### Instructions
**A)** Name every field in the table shown in the MySQL post.
**B)** Please repeat the listing from its start up to and including the line with "shap-point [323, 159, 329, 165]".

MySQL Performance Issue with Indexed Datetime Column

datetimemyisamMySQLoptimizationperformance

I tried to solve the following problem for about one hour now and still didn't get any further with it.

Okay, I have a table (MyISAM):

+---------+-------------+------+-----+-------------------+----------------+
| Field   | Type        | Null | Key | Default           | Extra          |
+---------+-------------+------+-----+-------------------+----------------+
| id      | int(11)     | NO   | PRI | NULL              | auto_increment |
| http    | smallint(3) | YES  | MUL | 200               |                |
| elapsed | float(6,3)  | NO   |     | NULL              |                |
| cached  | tinyint(1)  | YES  |     | NULL              |                |
| ip      | int(11)     | NO   |     | NULL              |                |
| date    | timestamp   | NO   | MUL | CURRENT_TIMESTAMP |                |
+---------+-------------+------+-----+-------------------+----------------+

Please don't mind the indexes, I've been playing around trying to find a solution. Now, here's my query.

SELECT http,
COUNT( http )  AS count 
FROM reqs
WHERE DATE(date) >= cast(date_sub(date(NOW()),interval 24 hour) as datetime)

### Records to use

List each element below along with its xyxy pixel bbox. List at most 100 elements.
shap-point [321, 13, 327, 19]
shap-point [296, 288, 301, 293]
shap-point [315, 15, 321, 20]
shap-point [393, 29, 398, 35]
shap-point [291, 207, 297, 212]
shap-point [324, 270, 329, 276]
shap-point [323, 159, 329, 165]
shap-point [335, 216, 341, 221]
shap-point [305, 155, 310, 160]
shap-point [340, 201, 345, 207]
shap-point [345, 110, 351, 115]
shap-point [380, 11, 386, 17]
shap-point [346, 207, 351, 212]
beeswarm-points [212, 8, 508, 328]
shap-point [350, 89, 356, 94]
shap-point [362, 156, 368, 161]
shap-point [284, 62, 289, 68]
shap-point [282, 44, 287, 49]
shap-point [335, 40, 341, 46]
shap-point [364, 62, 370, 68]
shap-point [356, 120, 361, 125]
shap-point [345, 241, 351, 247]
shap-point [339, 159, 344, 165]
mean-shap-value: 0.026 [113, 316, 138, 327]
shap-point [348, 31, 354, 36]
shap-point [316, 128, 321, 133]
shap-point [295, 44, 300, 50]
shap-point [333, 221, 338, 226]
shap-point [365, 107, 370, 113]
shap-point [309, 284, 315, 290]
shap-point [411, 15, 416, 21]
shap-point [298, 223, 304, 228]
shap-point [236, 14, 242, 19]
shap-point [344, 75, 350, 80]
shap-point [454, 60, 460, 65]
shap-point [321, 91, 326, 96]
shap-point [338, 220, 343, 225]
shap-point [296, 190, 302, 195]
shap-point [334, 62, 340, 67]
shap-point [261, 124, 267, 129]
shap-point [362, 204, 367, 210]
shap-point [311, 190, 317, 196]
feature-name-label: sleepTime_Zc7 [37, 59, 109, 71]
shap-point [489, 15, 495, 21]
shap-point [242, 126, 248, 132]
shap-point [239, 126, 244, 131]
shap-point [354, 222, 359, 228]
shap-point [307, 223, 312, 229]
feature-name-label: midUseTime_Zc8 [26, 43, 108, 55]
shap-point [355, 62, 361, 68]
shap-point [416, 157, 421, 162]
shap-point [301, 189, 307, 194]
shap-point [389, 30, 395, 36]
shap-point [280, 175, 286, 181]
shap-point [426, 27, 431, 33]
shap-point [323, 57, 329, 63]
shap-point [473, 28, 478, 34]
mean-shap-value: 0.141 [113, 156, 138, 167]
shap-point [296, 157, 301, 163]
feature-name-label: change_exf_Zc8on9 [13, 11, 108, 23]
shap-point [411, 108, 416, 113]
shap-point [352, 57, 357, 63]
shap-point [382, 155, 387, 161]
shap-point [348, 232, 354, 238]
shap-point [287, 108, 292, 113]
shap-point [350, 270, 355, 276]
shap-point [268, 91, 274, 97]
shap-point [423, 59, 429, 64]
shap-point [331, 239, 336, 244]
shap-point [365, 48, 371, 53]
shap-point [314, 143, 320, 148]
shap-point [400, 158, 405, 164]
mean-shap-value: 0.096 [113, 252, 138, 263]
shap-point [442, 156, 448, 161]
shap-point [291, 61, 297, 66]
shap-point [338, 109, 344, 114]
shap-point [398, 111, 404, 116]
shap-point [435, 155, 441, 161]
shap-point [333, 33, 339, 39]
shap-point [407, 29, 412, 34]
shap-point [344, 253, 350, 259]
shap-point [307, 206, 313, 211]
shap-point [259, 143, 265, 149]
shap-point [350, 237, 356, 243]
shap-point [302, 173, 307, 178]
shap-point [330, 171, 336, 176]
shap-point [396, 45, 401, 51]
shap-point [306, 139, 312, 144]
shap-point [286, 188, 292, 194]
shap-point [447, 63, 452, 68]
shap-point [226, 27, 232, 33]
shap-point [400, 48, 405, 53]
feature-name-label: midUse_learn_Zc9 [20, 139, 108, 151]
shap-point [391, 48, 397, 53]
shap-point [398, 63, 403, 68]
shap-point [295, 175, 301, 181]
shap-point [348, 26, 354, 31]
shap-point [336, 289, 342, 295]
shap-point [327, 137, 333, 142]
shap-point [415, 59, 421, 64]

### Answers below
**A)** id, http, elapsed, cached, ip, date

**B)**
List each element below along with its xyxy pixel bbox. List at most 100 elements.
shap-point [321, 13, 327, 19]
shap-point [296, 288, 301, 293]
shap-point [315, 15, 321, 20]
shap-point [393, 29, 398, 35]
shap-point [291, 207, 297, 212]
shap-point [324, 270, 329, 276]
shap-point [323, 159, 329, 165]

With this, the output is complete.